- _PROBLEM_:
The entries below contain pictures. Retype everything except those pictures, exactly as given.

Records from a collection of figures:
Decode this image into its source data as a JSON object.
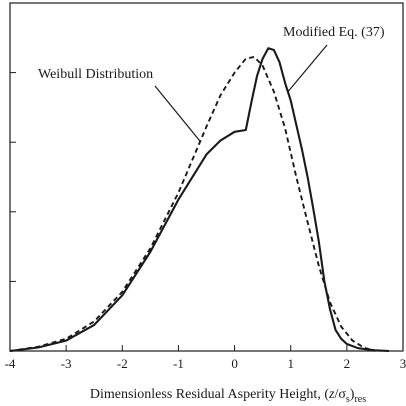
{
  "chart_data": {
    "type": "line",
    "title": "",
    "xlabel": {
      "main": "Dimensionless Residual Asperity Height, (",
      "z": "z",
      "slash": "/σ",
      "s": "s",
      "close": ")",
      "res": "res"
    },
    "ylabel": "",
    "xlim": [
      -4,
      3
    ],
    "ylim": [
      0,
      1
    ],
    "x_ticks": [
      -4,
      -3,
      -2,
      -1,
      0,
      1,
      2,
      3
    ],
    "x_tick_labels": [
      "-4",
      "-3",
      "-2",
      "-1",
      "0",
      "1",
      "2",
      "3"
    ],
    "y_ticks": [
      0.2,
      0.4,
      0.6,
      0.8
    ],
    "y_tick_labels": [
      "",
      "",
      "",
      ""
    ],
    "grid": false,
    "legend": "none",
    "series": [
      {
        "name": "Modified Eq. (37)",
        "style": "solid",
        "color": "#1a1a1a",
        "points": [
          [
            -4.0,
            0.0
          ],
          [
            -3.5,
            0.01
          ],
          [
            -3.0,
            0.03
          ],
          [
            -2.5,
            0.075
          ],
          [
            -2.0,
            0.16
          ],
          [
            -1.5,
            0.285
          ],
          [
            -1.0,
            0.435
          ],
          [
            -0.5,
            0.565
          ],
          [
            -0.25,
            0.605
          ],
          [
            0.0,
            0.63
          ],
          [
            0.2,
            0.635
          ],
          [
            0.3,
            0.715
          ],
          [
            0.4,
            0.79
          ],
          [
            0.5,
            0.84
          ],
          [
            0.6,
            0.87
          ],
          [
            0.7,
            0.865
          ],
          [
            0.8,
            0.83
          ],
          [
            0.9,
            0.77
          ],
          [
            1.0,
            0.72
          ],
          [
            1.1,
            0.65
          ],
          [
            1.2,
            0.58
          ],
          [
            1.3,
            0.5
          ],
          [
            1.4,
            0.41
          ],
          [
            1.5,
            0.315
          ],
          [
            1.6,
            0.2
          ],
          [
            1.7,
            0.12
          ],
          [
            1.8,
            0.06
          ],
          [
            1.9,
            0.035
          ],
          [
            2.0,
            0.02
          ],
          [
            2.2,
            0.008
          ],
          [
            2.5,
            0.002
          ],
          [
            2.75,
            0.0
          ]
        ]
      },
      {
        "name": "Weibull Distribution",
        "style": "dashed",
        "color": "#1a1a1a",
        "points": [
          [
            -4.0,
            0.0
          ],
          [
            -3.5,
            0.012
          ],
          [
            -3.0,
            0.035
          ],
          [
            -2.5,
            0.085
          ],
          [
            -2.0,
            0.17
          ],
          [
            -1.5,
            0.295
          ],
          [
            -1.0,
            0.455
          ],
          [
            -0.5,
            0.645
          ],
          [
            -0.25,
            0.735
          ],
          [
            0.0,
            0.8
          ],
          [
            0.2,
            0.84
          ],
          [
            0.35,
            0.845
          ],
          [
            0.5,
            0.82
          ],
          [
            0.7,
            0.745
          ],
          [
            0.9,
            0.64
          ],
          [
            1.1,
            0.5
          ],
          [
            1.3,
            0.37
          ],
          [
            1.5,
            0.245
          ],
          [
            1.7,
            0.14
          ],
          [
            1.9,
            0.07
          ],
          [
            2.1,
            0.03
          ],
          [
            2.3,
            0.01
          ],
          [
            2.5,
            0.0
          ]
        ]
      }
    ],
    "annotations": [
      {
        "text": "Weibull Distribution",
        "target_series": "Weibull Distribution",
        "target": [
          -0.6,
          0.6
        ]
      },
      {
        "text": "Modified Eq. (37)",
        "target_series": "Modified Eq. (37)",
        "target": [
          0.95,
          0.745
        ]
      }
    ]
  }
}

- _WRITTEN ANSWER_:
Decode this image into its source data as a JSON object.
{
  "chart_data": {
    "type": "line",
    "title": "",
    "xlabel": {
      "main": "Dimensionless Residual Asperity Height, (",
      "z": "z",
      "slash": "/σ",
      "s": "s",
      "close": ")",
      "res": "res"
    },
    "ylabel": "",
    "xlim": [
      -4,
      3
    ],
    "ylim": [
      0,
      1
    ],
    "x_ticks": [
      -4,
      -3,
      -2,
      -1,
      0,
      1,
      2,
      3
    ],
    "x_tick_labels": [
      "-4",
      "-3",
      "-2",
      "-1",
      "0",
      "1",
      "2",
      "3"
    ],
    "y_ticks": [
      0.2,
      0.4,
      0.6,
      0.8
    ],
    "y_tick_labels": [
      "",
      "",
      "",
      ""
    ],
    "grid": false,
    "legend": "none",
    "series": [
      {
        "name": "Modified Eq. (37)",
        "style": "solid",
        "color": "#1a1a1a",
        "points": [
          [
            -4.0,
            0.0
          ],
          [
            -3.5,
            0.01
          ],
          [
            -3.0,
            0.03
          ],
          [
            -2.5,
            0.075
          ],
          [
            -2.0,
            0.16
          ],
          [
            -1.5,
            0.285
          ],
          [
            -1.0,
            0.435
          ],
          [
            -0.5,
            0.565
          ],
          [
            -0.25,
            0.605
          ],
          [
            0.0,
            0.63
          ],
          [
            0.2,
            0.635
          ],
          [
            0.3,
            0.715
          ],
          [
            0.4,
            0.79
          ],
          [
            0.5,
            0.84
          ],
          [
            0.6,
            0.87
          ],
          [
            0.7,
            0.865
          ],
          [
            0.8,
            0.83
          ],
          [
            0.9,
            0.77
          ],
          [
            1.0,
            0.72
          ],
          [
            1.1,
            0.65
          ],
          [
            1.2,
            0.58
          ],
          [
            1.3,
            0.5
          ],
          [
            1.4,
            0.41
          ],
          [
            1.5,
            0.315
          ],
          [
            1.6,
            0.2
          ],
          [
            1.7,
            0.12
          ],
          [
            1.8,
            0.06
          ],
          [
            1.9,
            0.035
          ],
          [
            2.0,
            0.02
          ],
          [
            2.2,
            0.008
          ],
          [
            2.5,
            0.002
          ],
          [
            2.75,
            0.0
          ]
        ]
      },
      {
        "name": "Weibull Distribution",
        "style": "dashed",
        "color": "#1a1a1a",
        "points": [
          [
            -4.0,
            0.0
          ],
          [
            -3.5,
            0.012
          ],
          [
            -3.0,
            0.035
          ],
          [
            -2.5,
            0.085
          ],
          [
            -2.0,
            0.17
          ],
          [
            -1.5,
            0.295
          ],
          [
            -1.0,
            0.455
          ],
          [
            -0.5,
            0.645
          ],
          [
            -0.25,
            0.735
          ],
          [
            0.0,
            0.8
          ],
          [
            0.2,
            0.84
          ],
          [
            0.35,
            0.845
          ],
          [
            0.5,
            0.82
          ],
          [
            0.7,
            0.745
          ],
          [
            0.9,
            0.64
          ],
          [
            1.1,
            0.5
          ],
          [
            1.3,
            0.37
          ],
          [
            1.5,
            0.245
          ],
          [
            1.7,
            0.14
          ],
          [
            1.9,
            0.07
          ],
          [
            2.1,
            0.03
          ],
          [
            2.3,
            0.01
          ],
          [
            2.5,
            0.0
          ]
        ]
      }
    ],
    "annotations": [
      {
        "text": "Weibull Distribution",
        "target_series": "Weibull Distribution",
        "target": [
          -0.6,
          0.6
        ]
      },
      {
        "text": "Modified Eq. (37)",
        "target_series": "Modified Eq. (37)",
        "target": [
          0.95,
          0.745
        ]
      }
    ]
  }
}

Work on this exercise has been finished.